ACTIVITY -> Which lines below mention "cancer"? Pick each one out.

THE INPUT ->
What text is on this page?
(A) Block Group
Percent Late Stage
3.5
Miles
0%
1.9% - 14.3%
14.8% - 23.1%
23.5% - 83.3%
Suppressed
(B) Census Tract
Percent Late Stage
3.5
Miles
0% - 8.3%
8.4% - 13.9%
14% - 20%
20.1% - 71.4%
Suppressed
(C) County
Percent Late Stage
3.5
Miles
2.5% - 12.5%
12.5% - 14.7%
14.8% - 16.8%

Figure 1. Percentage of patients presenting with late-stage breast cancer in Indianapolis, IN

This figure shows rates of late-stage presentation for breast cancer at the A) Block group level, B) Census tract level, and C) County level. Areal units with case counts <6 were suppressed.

FINISHED EXERCISE ->
Figure 1. Percentage of patients presenting with late-stage breast cancer in Indianapolis, IN
This figure shows rates of late-stage presentation for breast cancer at the A) Block group level, B) Census tract level, and C) County level. Areal units with case counts <6 were suppressed.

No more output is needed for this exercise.